# MATERIAL PROVIDED
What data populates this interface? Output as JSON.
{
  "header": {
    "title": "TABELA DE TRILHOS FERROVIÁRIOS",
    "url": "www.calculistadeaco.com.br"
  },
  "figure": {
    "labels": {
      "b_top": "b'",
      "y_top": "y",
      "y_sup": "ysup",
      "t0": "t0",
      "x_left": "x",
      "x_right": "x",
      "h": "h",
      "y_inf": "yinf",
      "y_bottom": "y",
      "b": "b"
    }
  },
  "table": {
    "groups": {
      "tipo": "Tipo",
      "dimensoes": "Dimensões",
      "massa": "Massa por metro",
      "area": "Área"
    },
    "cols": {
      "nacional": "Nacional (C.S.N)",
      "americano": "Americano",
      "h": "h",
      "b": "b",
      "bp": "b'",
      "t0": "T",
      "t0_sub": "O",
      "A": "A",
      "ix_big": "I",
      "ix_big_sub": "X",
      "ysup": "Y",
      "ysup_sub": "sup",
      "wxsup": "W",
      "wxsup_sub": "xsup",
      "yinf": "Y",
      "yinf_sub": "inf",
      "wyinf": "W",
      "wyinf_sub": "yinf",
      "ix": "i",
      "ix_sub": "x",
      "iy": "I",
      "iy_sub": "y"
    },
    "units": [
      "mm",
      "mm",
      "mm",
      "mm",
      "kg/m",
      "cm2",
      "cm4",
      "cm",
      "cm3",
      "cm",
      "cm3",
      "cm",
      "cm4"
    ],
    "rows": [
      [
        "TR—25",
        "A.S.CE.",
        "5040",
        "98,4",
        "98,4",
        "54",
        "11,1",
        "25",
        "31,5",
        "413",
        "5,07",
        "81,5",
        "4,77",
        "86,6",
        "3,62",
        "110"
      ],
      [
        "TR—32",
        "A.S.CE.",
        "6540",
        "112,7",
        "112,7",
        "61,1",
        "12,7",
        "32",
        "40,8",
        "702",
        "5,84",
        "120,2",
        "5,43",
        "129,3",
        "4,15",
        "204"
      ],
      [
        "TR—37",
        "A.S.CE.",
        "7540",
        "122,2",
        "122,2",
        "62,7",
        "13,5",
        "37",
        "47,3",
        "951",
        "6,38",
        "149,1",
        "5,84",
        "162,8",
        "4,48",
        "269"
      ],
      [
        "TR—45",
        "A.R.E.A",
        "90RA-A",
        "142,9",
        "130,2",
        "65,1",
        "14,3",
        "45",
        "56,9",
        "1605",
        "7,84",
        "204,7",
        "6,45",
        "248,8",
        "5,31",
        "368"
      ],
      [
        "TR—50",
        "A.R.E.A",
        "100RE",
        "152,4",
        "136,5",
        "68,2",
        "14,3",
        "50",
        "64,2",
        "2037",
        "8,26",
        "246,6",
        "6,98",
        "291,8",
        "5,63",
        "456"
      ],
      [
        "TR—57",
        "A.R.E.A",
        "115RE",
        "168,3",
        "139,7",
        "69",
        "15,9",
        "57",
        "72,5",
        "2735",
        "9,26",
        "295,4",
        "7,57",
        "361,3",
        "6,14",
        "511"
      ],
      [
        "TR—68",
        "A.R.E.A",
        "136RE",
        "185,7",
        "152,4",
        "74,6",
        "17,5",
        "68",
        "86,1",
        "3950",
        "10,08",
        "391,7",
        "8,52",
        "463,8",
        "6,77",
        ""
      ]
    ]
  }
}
* * *
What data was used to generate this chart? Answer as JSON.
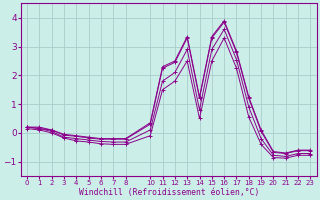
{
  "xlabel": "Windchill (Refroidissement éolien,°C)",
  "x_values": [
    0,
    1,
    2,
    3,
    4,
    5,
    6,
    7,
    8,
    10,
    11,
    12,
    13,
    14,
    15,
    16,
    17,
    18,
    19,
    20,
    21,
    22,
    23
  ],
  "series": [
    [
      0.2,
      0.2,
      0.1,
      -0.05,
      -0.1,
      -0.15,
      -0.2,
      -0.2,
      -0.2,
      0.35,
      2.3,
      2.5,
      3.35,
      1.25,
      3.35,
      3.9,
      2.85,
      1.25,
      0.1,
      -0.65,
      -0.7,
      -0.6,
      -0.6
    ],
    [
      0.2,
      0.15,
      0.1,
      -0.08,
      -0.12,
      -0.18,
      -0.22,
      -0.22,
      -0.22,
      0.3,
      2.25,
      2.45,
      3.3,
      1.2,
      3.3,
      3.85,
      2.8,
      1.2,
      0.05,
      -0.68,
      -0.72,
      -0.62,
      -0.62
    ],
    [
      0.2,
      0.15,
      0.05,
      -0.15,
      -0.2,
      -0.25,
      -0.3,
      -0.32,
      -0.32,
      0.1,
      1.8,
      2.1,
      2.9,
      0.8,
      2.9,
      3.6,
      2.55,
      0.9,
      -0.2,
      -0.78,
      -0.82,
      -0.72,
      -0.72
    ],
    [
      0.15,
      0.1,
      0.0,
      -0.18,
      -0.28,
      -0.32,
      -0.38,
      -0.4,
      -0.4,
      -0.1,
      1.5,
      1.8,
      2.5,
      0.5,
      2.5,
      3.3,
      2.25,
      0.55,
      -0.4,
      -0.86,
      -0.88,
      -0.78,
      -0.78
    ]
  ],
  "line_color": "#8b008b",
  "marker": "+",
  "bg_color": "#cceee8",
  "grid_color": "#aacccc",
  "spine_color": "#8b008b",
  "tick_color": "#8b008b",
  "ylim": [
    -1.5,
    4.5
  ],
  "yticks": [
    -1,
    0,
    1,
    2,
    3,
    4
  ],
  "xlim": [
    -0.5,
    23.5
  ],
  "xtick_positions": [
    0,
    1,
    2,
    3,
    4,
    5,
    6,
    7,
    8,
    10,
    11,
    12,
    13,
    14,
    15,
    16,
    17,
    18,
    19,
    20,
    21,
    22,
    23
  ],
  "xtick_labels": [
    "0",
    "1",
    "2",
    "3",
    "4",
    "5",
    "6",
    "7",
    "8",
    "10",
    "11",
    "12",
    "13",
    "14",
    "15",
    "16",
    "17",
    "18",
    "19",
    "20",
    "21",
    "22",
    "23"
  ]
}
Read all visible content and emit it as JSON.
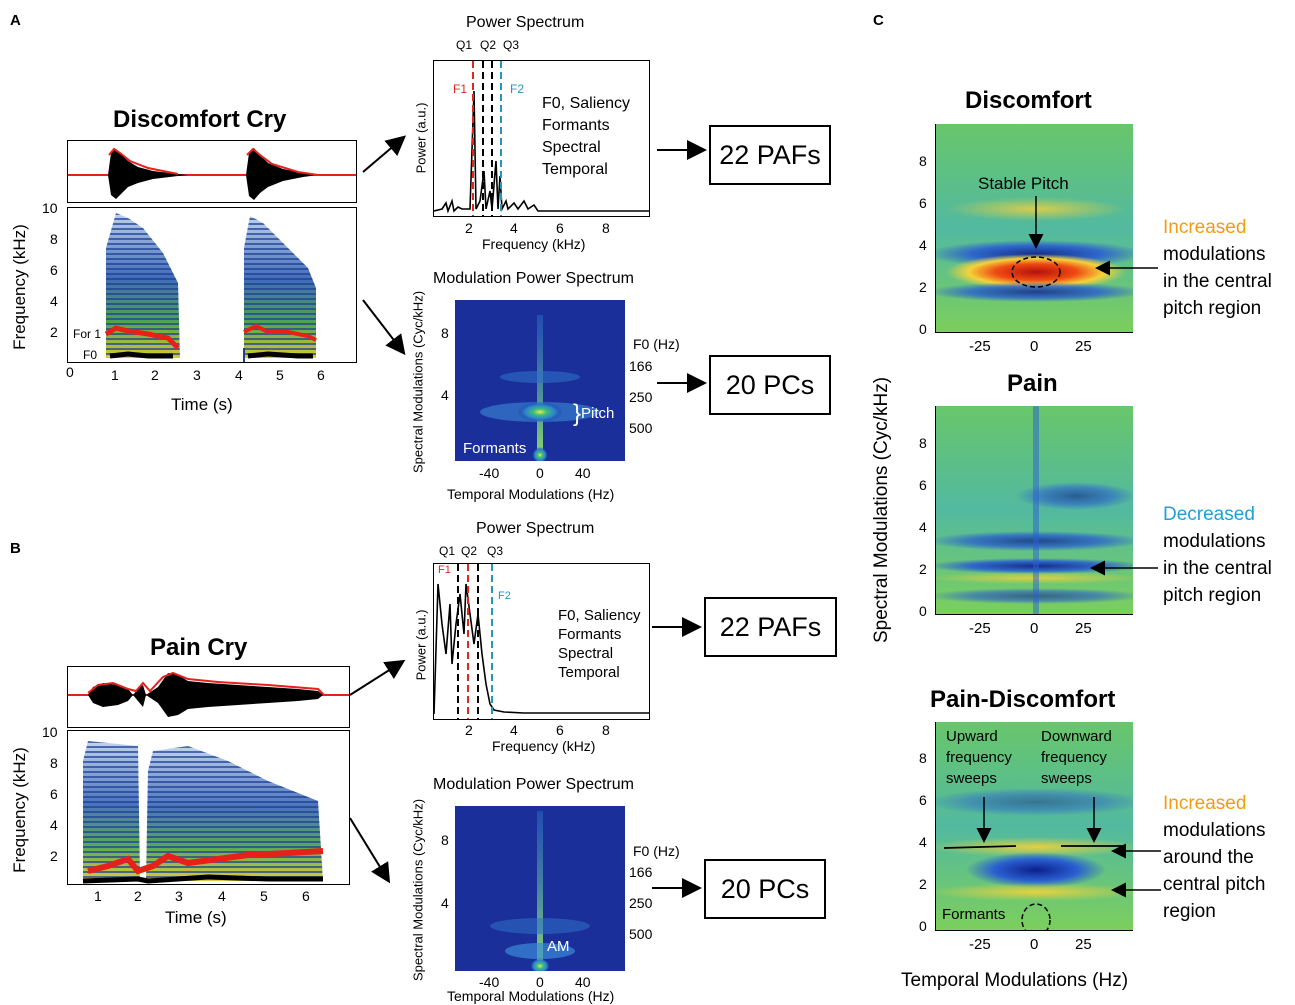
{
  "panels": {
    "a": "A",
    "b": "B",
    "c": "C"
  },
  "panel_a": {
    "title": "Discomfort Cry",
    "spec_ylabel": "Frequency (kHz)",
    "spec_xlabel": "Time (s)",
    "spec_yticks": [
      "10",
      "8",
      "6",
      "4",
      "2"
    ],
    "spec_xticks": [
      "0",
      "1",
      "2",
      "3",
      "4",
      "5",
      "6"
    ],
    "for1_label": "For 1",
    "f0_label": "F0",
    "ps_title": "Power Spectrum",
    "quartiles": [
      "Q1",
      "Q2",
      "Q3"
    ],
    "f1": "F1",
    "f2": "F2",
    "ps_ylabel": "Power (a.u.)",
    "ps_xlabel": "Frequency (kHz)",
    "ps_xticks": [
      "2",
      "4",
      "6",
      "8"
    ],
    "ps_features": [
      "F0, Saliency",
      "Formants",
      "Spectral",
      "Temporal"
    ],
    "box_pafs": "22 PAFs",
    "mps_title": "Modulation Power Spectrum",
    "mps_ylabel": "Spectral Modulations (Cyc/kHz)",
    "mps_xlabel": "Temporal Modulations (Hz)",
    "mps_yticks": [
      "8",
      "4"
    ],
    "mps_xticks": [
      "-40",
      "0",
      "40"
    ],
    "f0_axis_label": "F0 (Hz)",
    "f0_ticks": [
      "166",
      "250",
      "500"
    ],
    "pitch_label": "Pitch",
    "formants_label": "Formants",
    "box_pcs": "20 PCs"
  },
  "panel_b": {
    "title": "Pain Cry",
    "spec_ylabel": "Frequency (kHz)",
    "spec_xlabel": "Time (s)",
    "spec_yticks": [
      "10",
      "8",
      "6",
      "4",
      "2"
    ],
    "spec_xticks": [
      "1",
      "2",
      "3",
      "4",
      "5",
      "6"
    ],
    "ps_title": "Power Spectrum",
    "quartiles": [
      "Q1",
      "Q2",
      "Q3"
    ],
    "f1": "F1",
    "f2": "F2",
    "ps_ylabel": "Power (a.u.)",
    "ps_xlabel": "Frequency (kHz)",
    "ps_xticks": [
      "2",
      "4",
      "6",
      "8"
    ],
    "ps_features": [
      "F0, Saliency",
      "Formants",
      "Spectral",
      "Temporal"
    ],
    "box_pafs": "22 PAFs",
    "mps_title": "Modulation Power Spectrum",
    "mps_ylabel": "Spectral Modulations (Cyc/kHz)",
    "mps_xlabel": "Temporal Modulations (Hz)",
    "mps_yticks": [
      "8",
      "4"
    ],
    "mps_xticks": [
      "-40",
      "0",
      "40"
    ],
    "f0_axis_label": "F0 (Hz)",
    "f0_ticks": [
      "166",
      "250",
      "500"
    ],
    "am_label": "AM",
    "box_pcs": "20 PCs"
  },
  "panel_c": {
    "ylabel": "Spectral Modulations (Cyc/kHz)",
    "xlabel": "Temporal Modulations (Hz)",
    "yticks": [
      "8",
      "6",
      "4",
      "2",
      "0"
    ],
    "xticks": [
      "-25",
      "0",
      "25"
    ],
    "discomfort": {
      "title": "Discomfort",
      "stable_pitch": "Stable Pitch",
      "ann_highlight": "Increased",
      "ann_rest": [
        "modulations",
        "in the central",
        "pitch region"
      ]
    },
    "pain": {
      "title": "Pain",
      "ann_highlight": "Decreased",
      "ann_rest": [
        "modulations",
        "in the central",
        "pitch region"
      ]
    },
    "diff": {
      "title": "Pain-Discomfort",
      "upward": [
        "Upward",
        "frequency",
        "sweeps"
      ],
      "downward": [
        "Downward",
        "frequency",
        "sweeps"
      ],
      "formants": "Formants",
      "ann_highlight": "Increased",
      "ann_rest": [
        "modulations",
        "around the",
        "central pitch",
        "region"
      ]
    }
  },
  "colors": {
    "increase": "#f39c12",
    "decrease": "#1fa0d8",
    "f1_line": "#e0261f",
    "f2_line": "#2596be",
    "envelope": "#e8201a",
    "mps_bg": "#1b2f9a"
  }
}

# PROBLEM DESCRIPTION
Scan the material line by line and report each one that contains "Formants".

# WRITTEN RESPONSE
      "Formants",
    "formants_label": "Formants",
      "Formants",
      "formants": "Formants",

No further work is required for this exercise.